• Aim:
Reproduce the listing exactly, with no pictures in your copy.

• Given records:
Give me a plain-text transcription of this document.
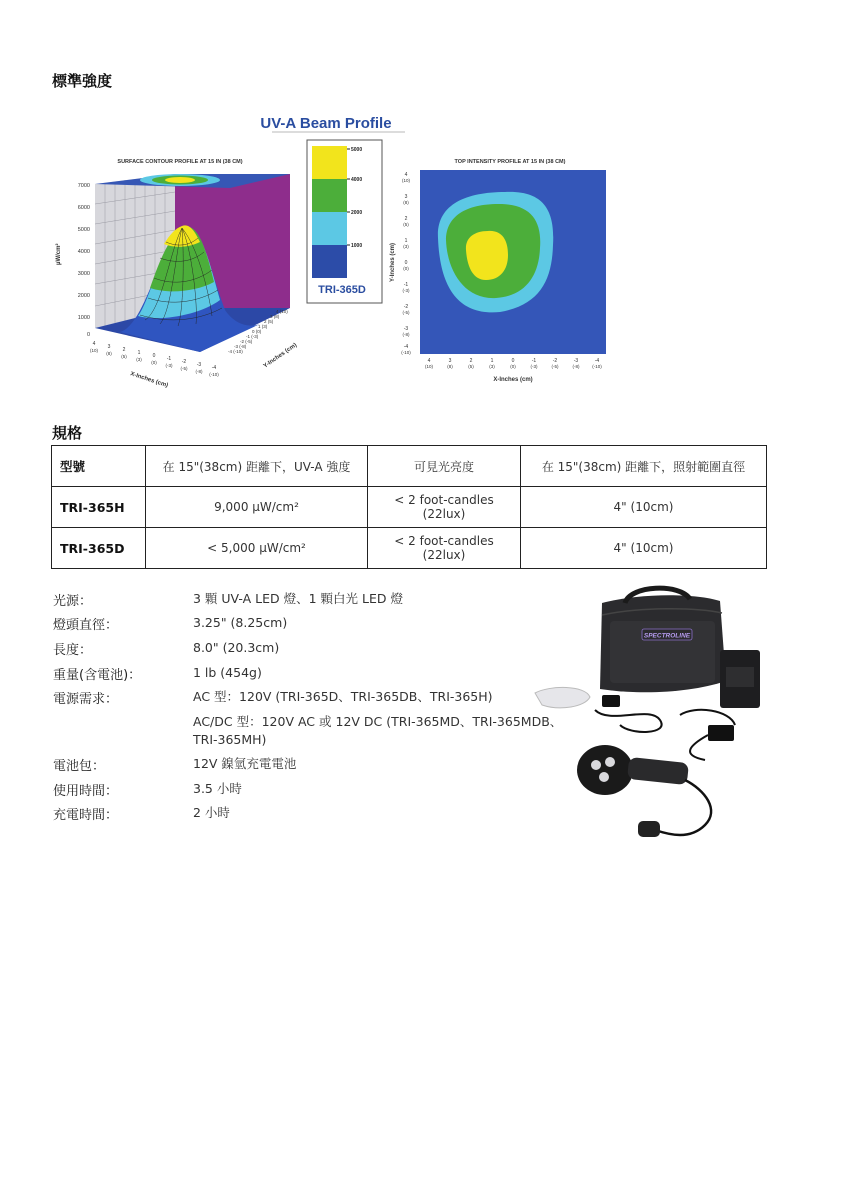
標準強度
UV-A Beam Profile
SURFACE CONTOUR PROFILE AT 15 IN (38 CM)
7000
6000
5000
4000
3000
2000
1000
0
µW/cm²
4 3 2 1 0 -1 -2 -3 -4
(10)
(8)
(5)
(3)
(0)
(-3)
(-5)
(-8)
(-10)
X-Inches (cm)
4 (10)
3 (8)
2 (5)
1 (3)
0 (0)
-1 (-3)
-2 (-5)
-3 (-8)
-4 (-10)	Y-Inches (cm)
5000
4000
2000
1000
TRI-365D
TOP INTENSITY PROFILE AT 15 IN (38 CM)
4
3
2
1
0
-1
-2
-3
-4
(10)
(8)
(5)
(3)
(0)
(-3)
(-5)
(-8)
(-10)
Y-Inches (cm)
4	3	2	1	0	-1	-2	-3	-4
(10)	(8)	(5)	(3)	(0)	(-3)	(-5)	(-8)	(-10)
X-Inches (cm)
規格
型號	在 15"(38cm) 距離下，UV-A 強度	可見光亮度	在 15"(38cm) 距離下，照射範圍直徑
TRI-365H	9,000 µW/cm²	< 2 foot-candles (22lux)	4" (10cm)
TRI-365D	< 5,000 µW/cm²	< 2 foot-candles (22lux)	4" (10cm)
光源：	3 顆 UV-A LED 燈、1 顆白光 LED 燈
燈頭直徑：	3.25" (8.25cm)
長度：	8.0" (20.3cm)
重量(含電池)：	1 lb (454g)
電源需求：	AC 型：120V (TRI-365D、TRI-365DB、TRI-365H)
AC/DC 型：120V AC 或 12V DC (TRI-365MD、TRI-365MDB、
TRI-365MH)
電池包：	12V 鎳氫充電電池
使用時間：	3.5 小時
充電時間：	2 小時
SPECTROLINE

• Right answer:
Give me a plain-text transcription of this document.
標準強度
UV-A Beam Profile
SURFACE CONTOUR PROFILE AT 15 IN (38 CM)
7000
6000
5000
4000
3000
2000
1000
0
µW/cm²
4 3 2 1 0 -1 -2 -3 -4
(10)
(8)
(5)
(3)
(0)
(-3)
(-5)
(-8)
(-10)
X-Inches (cm)
4 (10)
3 (8)
2 (5)
1 (3)
0 (0)
-1 (-3)
-2 (-5)
-3 (-8)
-4 (-10)	Y-Inches (cm)
5000
4000
2000
1000
TRI-365D
TOP INTENSITY PROFILE AT 15 IN (38 CM)
4
3
2
1
0
-1
-2
-3
-4
(10)
(8)
(5)
(3)
(0)
(-3)
(-5)
(-8)
(-10)
Y-Inches (cm)
4	3	2	1	0	-1	-2	-3	-4
(10)	(8)	(5)	(3)	(0)	(-3)	(-5)	(-8)	(-10)
X-Inches (cm)
規格
型號	在 15"(38cm) 距離下，UV-A 強度	可見光亮度	在 15"(38cm) 距離下，照射範圍直徑
TRI-365H	9,000 µW/cm²	< 2 foot-candles (22lux)	4" (10cm)
TRI-365D	< 5,000 µW/cm²	< 2 foot-candles (22lux)	4" (10cm)
光源：	3 顆 UV-A LED 燈、1 顆白光 LED 燈
燈頭直徑：	3.25" (8.25cm)
長度：	8.0" (20.3cm)
重量(含電池)：	1 lb (454g)
電源需求：	AC 型：120V (TRI-365D、TRI-365DB、TRI-365H)
AC/DC 型：120V AC 或 12V DC (TRI-365MD、TRI-365MDB、
TRI-365MH)
電池包：	12V 鎳氫充電電池
使用時間：	3.5 小時
充電時間：	2 小時
SPECTROLINE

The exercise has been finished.